*What you have to do*
Convert the rows below into a JSON list of strings with one string per line, skipping any blank lines. Leave the pictures out of your answer.

*Exercise material*

## Begin

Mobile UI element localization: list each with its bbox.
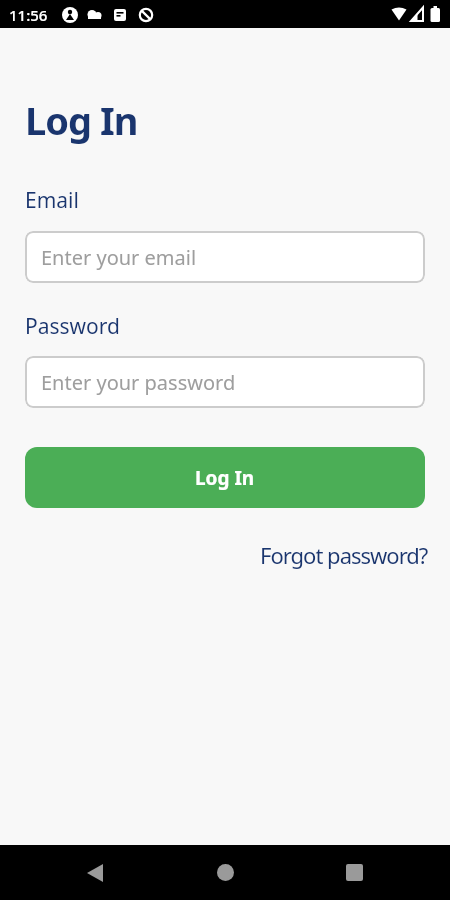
staticText: Log In — [25, 94, 138, 146]
button[interactable]: Log In — [25, 447, 425, 508]
staticText: Enter your email — [41, 244, 197, 271]
button[interactable] — [150, 845, 300, 900]
button[interactable] — [300, 845, 450, 900]
button[interactable]: Forgot password? — [260, 540, 428, 570]
staticText: Password — [25, 312, 120, 341]
staticText: Email — [25, 186, 79, 215]
staticText: Enter your password — [41, 369, 236, 396]
staticText: 11:56 — [9, 5, 48, 25]
button[interactable] — [0, 845, 150, 900]
button[interactable]: Enter your password — [25, 356, 425, 408]
staticText: Log In — [195, 465, 255, 491]
button[interactable]: Enter your email — [25, 231, 425, 283]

## End

*Problem solution*
[
  "Mobile UI element localization: list each with its bbox.",
  "staticText: Log In — [25, 94, 138, 146]",
  "button[interactable]: Log In — [25, 447, 425, 508]",
  "staticText: Enter your email — [41, 244, 197, 271]",
  "button[interactable] — [150, 845, 300, 900]",
  "button[interactable] — [300, 845, 450, 900]",
  "button[interactable]: Forgot password? — [260, 540, 428, 570]",
  "staticText: Password — [25, 312, 120, 341]",
  "staticText: Email — [25, 186, 79, 215]",
  "staticText: Enter your password — [41, 369, 236, 396]",
  "staticText: 11:56 — [9, 5, 48, 25]",
  "button[interactable] — [0, 845, 150, 900]",
  "button[interactable]: Enter your password — [25, 356, 425, 408]",
  "staticText: Log In — [195, 465, 255, 491]",
  "button[interactable]: Enter your email — [25, 231, 425, 283]"
]